■ INSTRUCTION: Quote the whole listing exactly. Leave the pictures out of your copy.

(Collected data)
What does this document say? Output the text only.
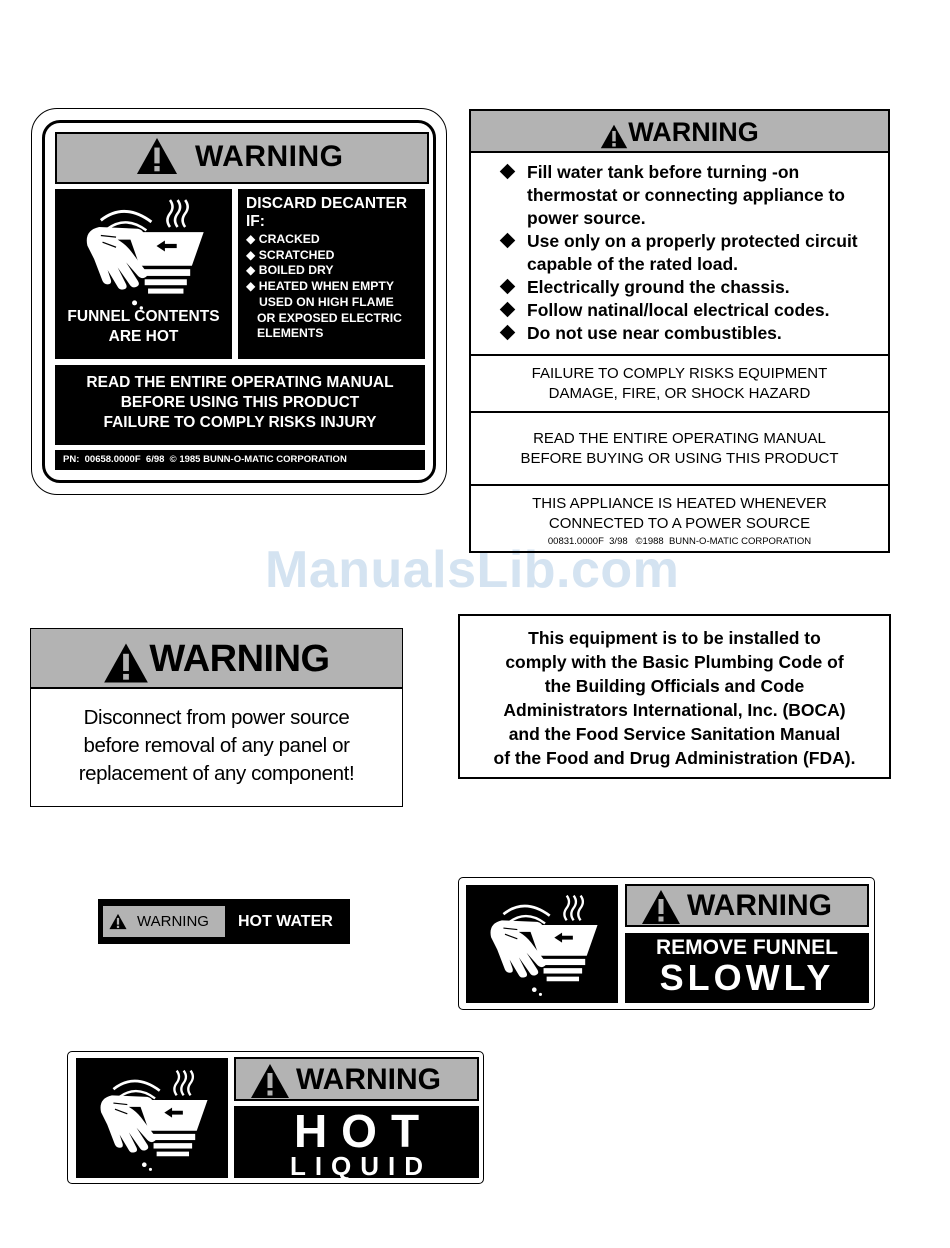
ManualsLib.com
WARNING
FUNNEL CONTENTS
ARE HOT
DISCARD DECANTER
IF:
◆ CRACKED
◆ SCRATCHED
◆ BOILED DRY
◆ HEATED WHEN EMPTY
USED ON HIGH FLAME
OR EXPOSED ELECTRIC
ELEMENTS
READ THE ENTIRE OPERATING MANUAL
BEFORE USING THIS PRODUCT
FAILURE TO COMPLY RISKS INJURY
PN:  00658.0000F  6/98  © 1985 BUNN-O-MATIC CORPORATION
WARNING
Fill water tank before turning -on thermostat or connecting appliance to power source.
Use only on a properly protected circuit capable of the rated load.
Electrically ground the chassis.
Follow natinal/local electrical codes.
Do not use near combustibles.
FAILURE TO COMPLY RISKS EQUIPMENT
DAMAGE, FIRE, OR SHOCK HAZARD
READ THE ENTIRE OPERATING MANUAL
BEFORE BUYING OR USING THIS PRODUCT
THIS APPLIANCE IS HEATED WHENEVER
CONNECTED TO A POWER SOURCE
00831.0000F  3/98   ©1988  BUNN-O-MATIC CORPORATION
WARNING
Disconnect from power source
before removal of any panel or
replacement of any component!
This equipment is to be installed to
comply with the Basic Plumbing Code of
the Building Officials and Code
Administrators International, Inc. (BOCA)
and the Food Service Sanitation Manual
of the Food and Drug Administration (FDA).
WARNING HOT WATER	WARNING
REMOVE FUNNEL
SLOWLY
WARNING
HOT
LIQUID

■ REPLY:
What does this document say? Output the text only.
ManualsLib.com
WARNING
FUNNEL CONTENTS
ARE HOT
DISCARD DECANTER
IF:
◆ CRACKED
◆ SCRATCHED
◆ BOILED DRY
◆ HEATED WHEN EMPTY
USED ON HIGH FLAME
OR EXPOSED ELECTRIC
ELEMENTS
READ THE ENTIRE OPERATING MANUAL
BEFORE USING THIS PRODUCT
FAILURE TO COMPLY RISKS INJURY
PN:  00658.0000F  6/98  © 1985 BUNN-O-MATIC CORPORATION
WARNING
Fill water tank before turning -on thermostat or connecting appliance to power source.
Use only on a properly protected circuit capable of the rated load.
Electrically ground the chassis.
Follow natinal/local electrical codes.
Do not use near combustibles.
FAILURE TO COMPLY RISKS EQUIPMENT
DAMAGE, FIRE, OR SHOCK HAZARD
READ THE ENTIRE OPERATING MANUAL
BEFORE BUYING OR USING THIS PRODUCT
THIS APPLIANCE IS HEATED WHENEVER
CONNECTED TO A POWER SOURCE
00831.0000F  3/98   ©1988  BUNN-O-MATIC CORPORATION
WARNING
Disconnect from power source
before removal of any panel or
replacement of any component!
This equipment is to be installed to
comply with the Basic Plumbing Code of
the Building Officials and Code
Administrators International, Inc. (BOCA)
and the Food Service Sanitation Manual
of the Food and Drug Administration (FDA).
WARNING HOT WATER	WARNING
REMOVE FUNNEL
SLOWLY
WARNING
HOT
LIQUID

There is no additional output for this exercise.